▶ [The request] Output all entries verbatim. Skip pictures.

▶ [Data records]

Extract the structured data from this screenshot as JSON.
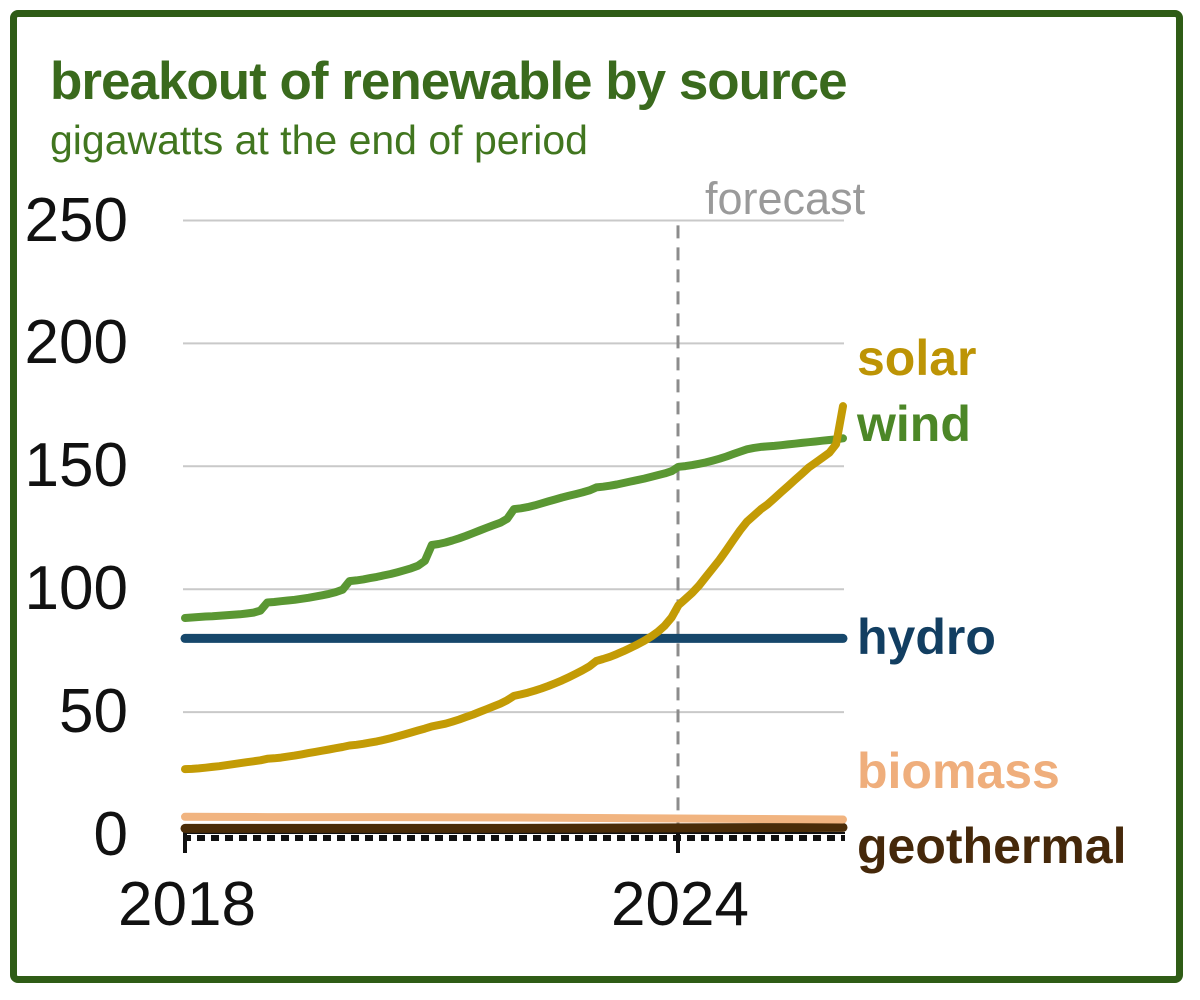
{
  "header": {
    "title": "breakout of renewable by source",
    "subtitle": "gigawatts at the end of period"
  },
  "chart_data": {
    "type": "line",
    "title": "breakout of renewable by source",
    "subtitle": "gigawatts at the end of period",
    "unit": "gigawatts",
    "ylim": [
      0,
      250
    ],
    "y_ticks": [
      0,
      50,
      100,
      150,
      200,
      250
    ],
    "x_tick_labels": [
      "2018",
      "2024"
    ],
    "x_start": "2017-12",
    "x_end": "2025-12",
    "frequency": "monthly",
    "forecast_label": "forecast",
    "forecast_start": "2024-01",
    "grid": "horizontal",
    "legend_position": "right-of-lines",
    "colors": {
      "grid": "#c9c9c9",
      "forecast_line": "#8c8c8c",
      "forecast_text": "#9a9a9a",
      "axis": "#111111",
      "title": "#3a6a1d",
      "subtitle": "#41761f",
      "frame_border": "#2f5c16"
    },
    "series": [
      {
        "name": "geothermal",
        "color": "#4a2c08",
        "label_color": "#45280a",
        "values": [
          2.7,
          2.7,
          2.7,
          2.7,
          2.7,
          2.8,
          2.9,
          3.0,
          3.1
        ]
      },
      {
        "name": "biomass",
        "color": "#f1b480",
        "label_color": "#efae7c",
        "values": [
          7.4,
          7.3,
          7.3,
          7.2,
          7.1,
          6.9,
          6.7,
          6.5,
          6.3
        ]
      },
      {
        "name": "hydro",
        "color": "#16476b",
        "label_color": "#123e61",
        "values": [
          80,
          80
        ]
      },
      {
        "name": "wind",
        "color": "#5a9733",
        "label_color": "#4c8727",
        "values": [
          88.3,
          88.5,
          88.7,
          88.9,
          89.0,
          89.2,
          89.4,
          89.6,
          89.8,
          90.1,
          90.5,
          91.3,
          94.6,
          94.8,
          95.1,
          95.4,
          95.7,
          96.1,
          96.5,
          97.0,
          97.5,
          98.1,
          98.8,
          99.8,
          103.3,
          103.6,
          104.0,
          104.5,
          105.0,
          105.6,
          106.2,
          106.9,
          107.7,
          108.5,
          109.5,
          111.5,
          118.0,
          118.4,
          119.0,
          119.8,
          120.7,
          121.7,
          122.8,
          123.9,
          125.0,
          126.0,
          127.0,
          128.6,
          132.6,
          132.9,
          133.4,
          134.1,
          134.9,
          135.7,
          136.5,
          137.3,
          138.0,
          138.7,
          139.4,
          140.2,
          141.4,
          141.7,
          142.1,
          142.6,
          143.2,
          143.8,
          144.4,
          145.0,
          145.7,
          146.4,
          147.1,
          148.0,
          149.8,
          150.1,
          150.5,
          151.0,
          151.6,
          152.3,
          153.1,
          154.0,
          155.0,
          156.0,
          156.9,
          157.5,
          157.9,
          158.1,
          158.3,
          158.6,
          158.9,
          159.2,
          159.5,
          159.8,
          160.1,
          160.4,
          160.7,
          161.0,
          161.4
        ]
      },
      {
        "name": "solar",
        "color": "#c39b05",
        "label_color": "#bd9405",
        "values": [
          26.8,
          26.9,
          27.1,
          27.4,
          27.7,
          28.0,
          28.4,
          28.8,
          29.2,
          29.6,
          30.0,
          30.4,
          31.0,
          31.2,
          31.5,
          31.9,
          32.3,
          32.8,
          33.3,
          33.8,
          34.3,
          34.8,
          35.3,
          35.8,
          36.4,
          36.7,
          37.1,
          37.6,
          38.1,
          38.7,
          39.4,
          40.1,
          40.9,
          41.7,
          42.5,
          43.3,
          44.2,
          44.7,
          45.3,
          46.1,
          47.0,
          48.0,
          49.0,
          50.1,
          51.2,
          52.3,
          53.4,
          54.8,
          56.6,
          57.2,
          57.9,
          58.7,
          59.6,
          60.6,
          61.7,
          62.9,
          64.2,
          65.6,
          67.0,
          68.6,
          70.8,
          71.6,
          72.5,
          73.6,
          74.8,
          76.1,
          77.5,
          79.0,
          80.7,
          82.7,
          85.2,
          88.5,
          93.5,
          96.0,
          98.5,
          101.5,
          105.0,
          108.5,
          112.0,
          116.0,
          120.0,
          124.0,
          127.5,
          130.0,
          132.5,
          134.5,
          137.0,
          139.5,
          142.0,
          144.5,
          147.0,
          149.5,
          151.5,
          153.5,
          155.5,
          159.0,
          174.5
        ]
      }
    ]
  }
}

▶ [Result for this task]
Extract the structured data from this screenshot as JSON.
{
  "header": {
    "title": "breakout of renewable by source",
    "subtitle": "gigawatts at the end of period"
  },
  "chart_data": {
    "type": "line",
    "title": "breakout of renewable by source",
    "subtitle": "gigawatts at the end of period",
    "unit": "gigawatts",
    "ylim": [
      0,
      250
    ],
    "y_ticks": [
      0,
      50,
      100,
      150,
      200,
      250
    ],
    "x_tick_labels": [
      "2018",
      "2024"
    ],
    "x_start": "2017-12",
    "x_end": "2025-12",
    "frequency": "monthly",
    "forecast_label": "forecast",
    "forecast_start": "2024-01",
    "grid": "horizontal",
    "legend_position": "right-of-lines",
    "colors": {
      "grid": "#c9c9c9",
      "forecast_line": "#8c8c8c",
      "forecast_text": "#9a9a9a",
      "axis": "#111111",
      "title": "#3a6a1d",
      "subtitle": "#41761f",
      "frame_border": "#2f5c16"
    },
    "series": [
      {
        "name": "geothermal",
        "color": "#4a2c08",
        "label_color": "#45280a",
        "values": [
          2.7,
          2.7,
          2.7,
          2.7,
          2.7,
          2.8,
          2.9,
          3.0,
          3.1
        ]
      },
      {
        "name": "biomass",
        "color": "#f1b480",
        "label_color": "#efae7c",
        "values": [
          7.4,
          7.3,
          7.3,
          7.2,
          7.1,
          6.9,
          6.7,
          6.5,
          6.3
        ]
      },
      {
        "name": "hydro",
        "color": "#16476b",
        "label_color": "#123e61",
        "values": [
          80,
          80
        ]
      },
      {
        "name": "wind",
        "color": "#5a9733",
        "label_color": "#4c8727",
        "values": [
          88.3,
          88.5,
          88.7,
          88.9,
          89.0,
          89.2,
          89.4,
          89.6,
          89.8,
          90.1,
          90.5,
          91.3,
          94.6,
          94.8,
          95.1,
          95.4,
          95.7,
          96.1,
          96.5,
          97.0,
          97.5,
          98.1,
          98.8,
          99.8,
          103.3,
          103.6,
          104.0,
          104.5,
          105.0,
          105.6,
          106.2,
          106.9,
          107.7,
          108.5,
          109.5,
          111.5,
          118.0,
          118.4,
          119.0,
          119.8,
          120.7,
          121.7,
          122.8,
          123.9,
          125.0,
          126.0,
          127.0,
          128.6,
          132.6,
          132.9,
          133.4,
          134.1,
          134.9,
          135.7,
          136.5,
          137.3,
          138.0,
          138.7,
          139.4,
          140.2,
          141.4,
          141.7,
          142.1,
          142.6,
          143.2,
          143.8,
          144.4,
          145.0,
          145.7,
          146.4,
          147.1,
          148.0,
          149.8,
          150.1,
          150.5,
          151.0,
          151.6,
          152.3,
          153.1,
          154.0,
          155.0,
          156.0,
          156.9,
          157.5,
          157.9,
          158.1,
          158.3,
          158.6,
          158.9,
          159.2,
          159.5,
          159.8,
          160.1,
          160.4,
          160.7,
          161.0,
          161.4
        ]
      },
      {
        "name": "solar",
        "color": "#c39b05",
        "label_color": "#bd9405",
        "values": [
          26.8,
          26.9,
          27.1,
          27.4,
          27.7,
          28.0,
          28.4,
          28.8,
          29.2,
          29.6,
          30.0,
          30.4,
          31.0,
          31.2,
          31.5,
          31.9,
          32.3,
          32.8,
          33.3,
          33.8,
          34.3,
          34.8,
          35.3,
          35.8,
          36.4,
          36.7,
          37.1,
          37.6,
          38.1,
          38.7,
          39.4,
          40.1,
          40.9,
          41.7,
          42.5,
          43.3,
          44.2,
          44.7,
          45.3,
          46.1,
          47.0,
          48.0,
          49.0,
          50.1,
          51.2,
          52.3,
          53.4,
          54.8,
          56.6,
          57.2,
          57.9,
          58.7,
          59.6,
          60.6,
          61.7,
          62.9,
          64.2,
          65.6,
          67.0,
          68.6,
          70.8,
          71.6,
          72.5,
          73.6,
          74.8,
          76.1,
          77.5,
          79.0,
          80.7,
          82.7,
          85.2,
          88.5,
          93.5,
          96.0,
          98.5,
          101.5,
          105.0,
          108.5,
          112.0,
          116.0,
          120.0,
          124.0,
          127.5,
          130.0,
          132.5,
          134.5,
          137.0,
          139.5,
          142.0,
          144.5,
          147.0,
          149.5,
          151.5,
          153.5,
          155.5,
          159.0,
          174.5
        ]
      }
    ]
  }
}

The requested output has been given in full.